Exercise aim: Rewrite each entry below with "perspective view" swapped for "isometric view", leaving everything else unchanged.

Entries provided:
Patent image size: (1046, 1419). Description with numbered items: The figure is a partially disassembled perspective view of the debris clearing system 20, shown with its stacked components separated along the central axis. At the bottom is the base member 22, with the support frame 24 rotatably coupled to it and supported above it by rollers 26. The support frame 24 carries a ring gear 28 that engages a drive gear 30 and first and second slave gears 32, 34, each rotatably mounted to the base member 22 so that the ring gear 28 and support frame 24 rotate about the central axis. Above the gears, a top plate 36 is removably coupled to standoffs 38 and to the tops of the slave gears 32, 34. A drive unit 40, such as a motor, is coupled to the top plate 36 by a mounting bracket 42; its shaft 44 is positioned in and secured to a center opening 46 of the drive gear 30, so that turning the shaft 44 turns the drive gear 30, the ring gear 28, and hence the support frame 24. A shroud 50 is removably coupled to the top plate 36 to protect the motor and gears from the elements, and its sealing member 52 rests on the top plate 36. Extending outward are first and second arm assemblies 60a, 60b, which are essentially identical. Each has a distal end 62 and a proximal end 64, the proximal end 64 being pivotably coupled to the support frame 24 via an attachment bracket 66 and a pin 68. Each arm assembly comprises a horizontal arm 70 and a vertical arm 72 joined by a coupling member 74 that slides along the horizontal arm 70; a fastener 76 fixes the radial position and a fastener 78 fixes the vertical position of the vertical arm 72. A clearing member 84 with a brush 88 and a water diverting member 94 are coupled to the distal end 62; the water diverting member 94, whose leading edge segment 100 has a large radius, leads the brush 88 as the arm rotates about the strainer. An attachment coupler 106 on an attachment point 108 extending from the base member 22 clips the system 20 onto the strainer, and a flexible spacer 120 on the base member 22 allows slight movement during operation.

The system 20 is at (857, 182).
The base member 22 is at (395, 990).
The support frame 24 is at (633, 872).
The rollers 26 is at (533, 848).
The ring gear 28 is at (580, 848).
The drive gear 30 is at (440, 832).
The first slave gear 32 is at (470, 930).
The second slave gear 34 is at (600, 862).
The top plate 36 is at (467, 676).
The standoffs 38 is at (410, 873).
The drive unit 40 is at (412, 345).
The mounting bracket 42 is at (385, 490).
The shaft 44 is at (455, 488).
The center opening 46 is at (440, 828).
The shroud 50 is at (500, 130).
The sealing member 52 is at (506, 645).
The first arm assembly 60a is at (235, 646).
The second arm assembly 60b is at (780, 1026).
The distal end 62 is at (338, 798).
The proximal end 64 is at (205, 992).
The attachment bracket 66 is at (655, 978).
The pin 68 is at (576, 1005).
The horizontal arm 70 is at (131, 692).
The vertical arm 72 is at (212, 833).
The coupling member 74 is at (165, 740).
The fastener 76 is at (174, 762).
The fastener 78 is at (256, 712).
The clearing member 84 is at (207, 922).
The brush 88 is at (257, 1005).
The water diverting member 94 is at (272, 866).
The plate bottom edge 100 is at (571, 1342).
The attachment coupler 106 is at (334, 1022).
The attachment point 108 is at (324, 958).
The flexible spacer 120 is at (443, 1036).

Complete answer:
Patent image size: (1046, 1419). Description with numbered items: The figure is a partially disassembled isometric view of the debris clearing system 20, shown with its stacked components separated along the central axis. At the bottom is the base member 22, with the support frame 24 rotatably coupled to it and supported above it by rollers 26. The support frame 24 carries a ring gear 28 that engages a drive gear 30 and first and second slave gears 32, 34, each rotatably mounted to the base member 22 so that the ring gear 28 and support frame 24 rotate about the central axis. Above the gears, a top plate 36 is removably coupled to standoffs 38 and to the tops of the slave gears 32, 34. A drive unit 40, such as a motor, is coupled to the top plate 36 by a mounting bracket 42; its shaft 44 is positioned in and secured to a center opening 46 of the drive gear 30, so that turning the shaft 44 turns the drive gear 30, the ring gear 28, and hence the support frame 24. A shroud 50 is removably coupled to the top plate 36 to protect the motor and gears from the elements, and its sealing member 52 rests on the top plate 36. Extending outward are first and second arm assemblies 60a, 60b, which are essentially identical. Each has a distal end 62 and a proximal end 64, the proximal end 64 being pivotably coupled to the support frame 24 via an attachment bracket 66 and a pin 68. Each arm assembly comprises a horizontal arm 70 and a vertical arm 72 joined by a coupling member 74 that slides along the horizontal arm 70; a fastener 76 fixes the radial position and a fastener 78 fixes the vertical position of the vertical arm 72. A clearing member 84 with a brush 88 and a water diverting member 94 are coupled to the distal end 62; the water diverting member 94, whose leading edge segment 100 has a large radius, leads the brush 88 as the arm rotates about the strainer. An attachment coupler 106 on an attachment point 108 extending from the base member 22 clips the system 20 onto the strainer, and a flexible spacer 120 on the base member 22 allows slight movement during operation.

The system 20 is at (857, 182).
The base member 22 is at (395, 990).
The support frame 24 is at (633, 872).
The rollers 26 is at (533, 848).
The ring gear 28 is at (580, 848).
The drive gear 30 is at (440, 832).
The first slave gear 32 is at (470, 930).
The second slave gear 34 is at (600, 862).
The top plate 36 is at (467, 676).
The standoffs 38 is at (410, 873).
The drive unit 40 is at (412, 345).
The mounting bracket 42 is at (385, 490).
The shaft 44 is at (455, 488).
The center opening 46 is at (440, 828).
The shroud 50 is at (500, 130).
The sealing member 52 is at (506, 645).
The first arm assembly 60a is at (235, 646).
The second arm assembly 60b is at (780, 1026).
The distal end 62 is at (338, 798).
The proximal end 64 is at (205, 992).
The attachment bracket 66 is at (655, 978).
The pin 68 is at (576, 1005).
The horizontal arm 70 is at (131, 692).
The vertical arm 72 is at (212, 833).
The coupling member 74 is at (165, 740).
The fastener 76 is at (174, 762).
The fastener 78 is at (256, 712).
The clearing member 84 is at (207, 922).
The brush 88 is at (257, 1005).
The water diverting member 94 is at (272, 866).
The plate bottom edge 100 is at (571, 1342).
The attachment coupler 106 is at (334, 1022).
The attachment point 108 is at (324, 958).
The flexible spacer 120 is at (443, 1036).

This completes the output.